--- begin Rows ---

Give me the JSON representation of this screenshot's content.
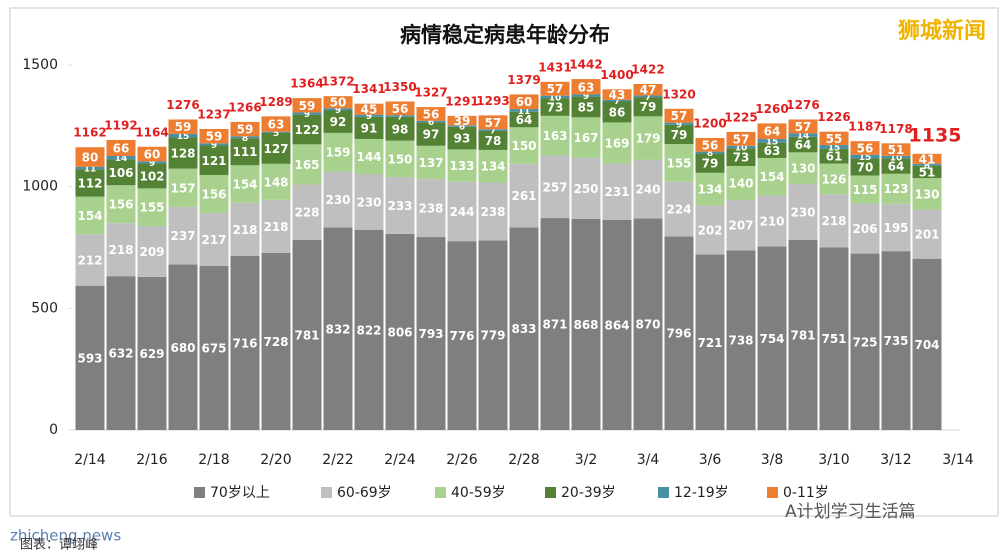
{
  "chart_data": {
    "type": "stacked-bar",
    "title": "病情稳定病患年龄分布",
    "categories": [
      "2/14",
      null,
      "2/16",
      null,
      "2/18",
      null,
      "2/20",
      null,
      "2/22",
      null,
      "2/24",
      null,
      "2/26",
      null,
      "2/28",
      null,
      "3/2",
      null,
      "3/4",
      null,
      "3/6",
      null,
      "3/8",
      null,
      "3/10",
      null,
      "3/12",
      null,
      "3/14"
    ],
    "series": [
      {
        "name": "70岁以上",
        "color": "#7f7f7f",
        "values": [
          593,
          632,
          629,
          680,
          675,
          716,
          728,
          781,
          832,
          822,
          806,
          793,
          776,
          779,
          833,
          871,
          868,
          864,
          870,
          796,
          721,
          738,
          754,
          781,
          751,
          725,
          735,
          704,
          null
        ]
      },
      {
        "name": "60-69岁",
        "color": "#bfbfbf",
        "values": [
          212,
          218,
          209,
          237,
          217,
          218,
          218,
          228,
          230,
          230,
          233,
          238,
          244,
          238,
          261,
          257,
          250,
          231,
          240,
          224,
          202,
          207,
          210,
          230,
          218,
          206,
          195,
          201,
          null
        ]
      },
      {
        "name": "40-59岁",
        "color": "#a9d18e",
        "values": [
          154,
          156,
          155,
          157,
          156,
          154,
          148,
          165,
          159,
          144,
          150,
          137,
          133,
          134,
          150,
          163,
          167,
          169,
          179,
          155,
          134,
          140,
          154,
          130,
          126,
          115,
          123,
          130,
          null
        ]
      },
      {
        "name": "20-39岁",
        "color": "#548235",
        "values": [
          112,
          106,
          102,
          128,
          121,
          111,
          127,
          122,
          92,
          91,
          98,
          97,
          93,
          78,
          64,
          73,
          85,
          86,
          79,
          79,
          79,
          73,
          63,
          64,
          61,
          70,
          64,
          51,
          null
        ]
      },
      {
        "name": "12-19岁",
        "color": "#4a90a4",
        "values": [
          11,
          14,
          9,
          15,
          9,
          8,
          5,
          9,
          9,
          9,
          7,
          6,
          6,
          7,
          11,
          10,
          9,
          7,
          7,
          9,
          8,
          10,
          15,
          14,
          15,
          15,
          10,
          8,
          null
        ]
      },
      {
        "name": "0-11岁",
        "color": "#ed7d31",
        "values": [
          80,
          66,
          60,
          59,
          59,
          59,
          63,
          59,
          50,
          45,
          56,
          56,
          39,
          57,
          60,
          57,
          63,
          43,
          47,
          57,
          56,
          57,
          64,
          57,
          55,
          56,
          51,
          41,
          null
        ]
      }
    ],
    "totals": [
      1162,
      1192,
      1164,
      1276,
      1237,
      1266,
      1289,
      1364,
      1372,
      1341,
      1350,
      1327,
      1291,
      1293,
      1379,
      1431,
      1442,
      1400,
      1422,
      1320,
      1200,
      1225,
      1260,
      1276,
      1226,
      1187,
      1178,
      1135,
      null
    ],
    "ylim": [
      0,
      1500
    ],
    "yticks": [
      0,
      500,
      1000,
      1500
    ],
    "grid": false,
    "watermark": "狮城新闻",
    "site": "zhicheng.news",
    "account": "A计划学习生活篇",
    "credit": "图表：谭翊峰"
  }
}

--- end Rows ---
--- begin Rows ---

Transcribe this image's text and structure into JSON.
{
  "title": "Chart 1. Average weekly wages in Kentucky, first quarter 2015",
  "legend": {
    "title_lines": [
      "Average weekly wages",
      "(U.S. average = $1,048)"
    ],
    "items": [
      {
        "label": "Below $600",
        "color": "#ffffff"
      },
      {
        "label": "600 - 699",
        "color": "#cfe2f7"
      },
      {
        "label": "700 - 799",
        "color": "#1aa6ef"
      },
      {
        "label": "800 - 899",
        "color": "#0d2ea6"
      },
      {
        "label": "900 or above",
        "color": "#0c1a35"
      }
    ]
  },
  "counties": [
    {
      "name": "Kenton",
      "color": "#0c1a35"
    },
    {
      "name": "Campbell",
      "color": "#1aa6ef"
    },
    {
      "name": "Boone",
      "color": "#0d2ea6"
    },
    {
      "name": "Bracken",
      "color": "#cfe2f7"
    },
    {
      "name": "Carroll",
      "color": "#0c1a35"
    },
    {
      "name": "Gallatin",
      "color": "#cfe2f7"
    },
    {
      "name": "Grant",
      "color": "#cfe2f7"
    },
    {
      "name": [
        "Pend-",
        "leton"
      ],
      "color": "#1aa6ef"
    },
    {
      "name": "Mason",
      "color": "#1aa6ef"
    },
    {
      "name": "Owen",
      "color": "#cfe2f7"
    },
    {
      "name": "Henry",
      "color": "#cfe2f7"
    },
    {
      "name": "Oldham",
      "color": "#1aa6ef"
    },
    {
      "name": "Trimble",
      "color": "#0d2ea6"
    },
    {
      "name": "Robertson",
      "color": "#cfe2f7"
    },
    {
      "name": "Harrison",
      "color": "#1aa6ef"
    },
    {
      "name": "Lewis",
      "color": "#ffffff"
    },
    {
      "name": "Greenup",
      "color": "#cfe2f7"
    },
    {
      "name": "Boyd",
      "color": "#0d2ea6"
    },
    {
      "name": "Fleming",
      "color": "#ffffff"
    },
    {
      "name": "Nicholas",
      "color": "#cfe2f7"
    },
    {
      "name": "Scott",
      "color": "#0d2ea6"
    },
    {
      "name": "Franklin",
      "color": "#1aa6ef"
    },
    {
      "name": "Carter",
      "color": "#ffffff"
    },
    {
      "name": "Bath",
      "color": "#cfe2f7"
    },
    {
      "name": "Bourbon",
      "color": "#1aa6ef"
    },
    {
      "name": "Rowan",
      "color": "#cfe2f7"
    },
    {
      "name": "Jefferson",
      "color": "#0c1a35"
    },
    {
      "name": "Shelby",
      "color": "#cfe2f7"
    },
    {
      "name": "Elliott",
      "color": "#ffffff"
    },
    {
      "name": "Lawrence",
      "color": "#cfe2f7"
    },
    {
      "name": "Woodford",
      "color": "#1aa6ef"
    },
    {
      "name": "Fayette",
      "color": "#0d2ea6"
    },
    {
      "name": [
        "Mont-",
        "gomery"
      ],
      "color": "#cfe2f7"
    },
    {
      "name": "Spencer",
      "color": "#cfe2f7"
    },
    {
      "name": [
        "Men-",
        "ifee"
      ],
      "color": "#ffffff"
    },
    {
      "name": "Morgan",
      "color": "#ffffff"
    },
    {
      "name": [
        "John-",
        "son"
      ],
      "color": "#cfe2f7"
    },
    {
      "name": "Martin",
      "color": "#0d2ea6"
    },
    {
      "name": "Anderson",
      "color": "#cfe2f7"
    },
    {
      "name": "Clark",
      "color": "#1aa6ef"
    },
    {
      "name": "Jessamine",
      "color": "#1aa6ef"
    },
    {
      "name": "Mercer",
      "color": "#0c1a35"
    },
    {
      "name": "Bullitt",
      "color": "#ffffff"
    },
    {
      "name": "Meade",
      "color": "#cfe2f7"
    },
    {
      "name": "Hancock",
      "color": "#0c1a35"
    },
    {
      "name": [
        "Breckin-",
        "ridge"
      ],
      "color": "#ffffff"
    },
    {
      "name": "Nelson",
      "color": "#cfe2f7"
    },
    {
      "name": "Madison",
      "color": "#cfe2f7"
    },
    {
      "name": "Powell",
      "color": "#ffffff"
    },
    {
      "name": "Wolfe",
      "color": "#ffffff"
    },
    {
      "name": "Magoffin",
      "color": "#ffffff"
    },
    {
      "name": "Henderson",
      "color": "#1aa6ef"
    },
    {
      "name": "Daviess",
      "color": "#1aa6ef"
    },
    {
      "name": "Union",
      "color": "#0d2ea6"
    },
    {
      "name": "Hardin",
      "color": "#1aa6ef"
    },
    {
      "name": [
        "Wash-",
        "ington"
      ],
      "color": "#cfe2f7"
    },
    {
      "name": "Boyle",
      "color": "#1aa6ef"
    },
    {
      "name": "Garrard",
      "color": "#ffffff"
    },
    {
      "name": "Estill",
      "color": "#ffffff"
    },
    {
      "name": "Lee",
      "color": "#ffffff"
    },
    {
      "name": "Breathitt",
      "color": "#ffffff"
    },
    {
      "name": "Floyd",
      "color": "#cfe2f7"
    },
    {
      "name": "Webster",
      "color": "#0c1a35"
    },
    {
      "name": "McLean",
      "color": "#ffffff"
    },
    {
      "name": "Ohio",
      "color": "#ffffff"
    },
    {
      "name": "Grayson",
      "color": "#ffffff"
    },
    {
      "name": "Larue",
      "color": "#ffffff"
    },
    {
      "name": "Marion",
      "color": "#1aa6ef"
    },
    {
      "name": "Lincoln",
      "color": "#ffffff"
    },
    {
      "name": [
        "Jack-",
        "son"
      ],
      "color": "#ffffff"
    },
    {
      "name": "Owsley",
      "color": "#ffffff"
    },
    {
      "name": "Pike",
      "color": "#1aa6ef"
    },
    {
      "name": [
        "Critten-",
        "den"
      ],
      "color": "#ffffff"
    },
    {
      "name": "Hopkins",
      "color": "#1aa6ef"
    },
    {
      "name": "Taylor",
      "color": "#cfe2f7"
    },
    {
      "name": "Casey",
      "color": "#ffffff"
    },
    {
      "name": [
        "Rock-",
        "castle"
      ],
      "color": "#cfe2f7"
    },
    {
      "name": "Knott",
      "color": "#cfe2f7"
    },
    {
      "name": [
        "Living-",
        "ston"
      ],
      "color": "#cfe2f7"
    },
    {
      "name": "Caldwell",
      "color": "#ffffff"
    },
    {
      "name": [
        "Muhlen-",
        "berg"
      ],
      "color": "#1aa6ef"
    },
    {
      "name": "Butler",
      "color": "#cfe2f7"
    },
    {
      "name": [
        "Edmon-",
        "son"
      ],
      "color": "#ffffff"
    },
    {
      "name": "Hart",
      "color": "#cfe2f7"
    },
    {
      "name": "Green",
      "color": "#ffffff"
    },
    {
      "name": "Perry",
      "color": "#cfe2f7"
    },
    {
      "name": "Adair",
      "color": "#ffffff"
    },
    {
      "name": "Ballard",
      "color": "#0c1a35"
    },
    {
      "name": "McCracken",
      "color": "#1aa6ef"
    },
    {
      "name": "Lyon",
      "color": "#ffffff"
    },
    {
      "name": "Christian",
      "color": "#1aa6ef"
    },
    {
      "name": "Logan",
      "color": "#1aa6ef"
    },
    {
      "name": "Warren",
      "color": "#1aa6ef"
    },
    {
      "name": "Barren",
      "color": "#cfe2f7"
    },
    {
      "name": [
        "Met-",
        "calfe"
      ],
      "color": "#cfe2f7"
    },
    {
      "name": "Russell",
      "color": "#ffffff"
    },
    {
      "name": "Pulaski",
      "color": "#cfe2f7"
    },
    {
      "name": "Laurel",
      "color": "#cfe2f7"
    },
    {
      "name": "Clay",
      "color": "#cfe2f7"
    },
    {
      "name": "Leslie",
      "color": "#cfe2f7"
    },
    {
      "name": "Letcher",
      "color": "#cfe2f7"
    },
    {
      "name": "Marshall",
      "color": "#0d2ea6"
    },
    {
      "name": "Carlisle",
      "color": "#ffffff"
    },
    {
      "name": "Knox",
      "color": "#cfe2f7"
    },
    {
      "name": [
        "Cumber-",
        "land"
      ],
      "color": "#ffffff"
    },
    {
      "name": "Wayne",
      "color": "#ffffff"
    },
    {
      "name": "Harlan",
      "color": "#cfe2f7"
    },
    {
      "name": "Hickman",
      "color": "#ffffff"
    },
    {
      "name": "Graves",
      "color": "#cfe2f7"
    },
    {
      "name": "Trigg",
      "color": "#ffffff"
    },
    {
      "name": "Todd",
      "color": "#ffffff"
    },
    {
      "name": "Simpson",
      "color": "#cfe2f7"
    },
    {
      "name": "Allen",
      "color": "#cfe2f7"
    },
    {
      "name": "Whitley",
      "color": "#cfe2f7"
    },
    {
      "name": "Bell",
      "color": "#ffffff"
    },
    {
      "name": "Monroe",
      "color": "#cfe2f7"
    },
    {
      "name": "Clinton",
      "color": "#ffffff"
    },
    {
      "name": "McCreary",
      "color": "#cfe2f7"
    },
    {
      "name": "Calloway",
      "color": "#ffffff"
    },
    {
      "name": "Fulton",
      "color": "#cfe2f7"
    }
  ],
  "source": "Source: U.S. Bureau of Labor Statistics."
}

--- end Rows ---

Task description: Locate the string "wages" in the listing above and copy every line where it occurs.

Written solution:
  "title": "Chart 1. Average weekly wages in Kentucky, first quarter 2015",
      "Average weekly wages",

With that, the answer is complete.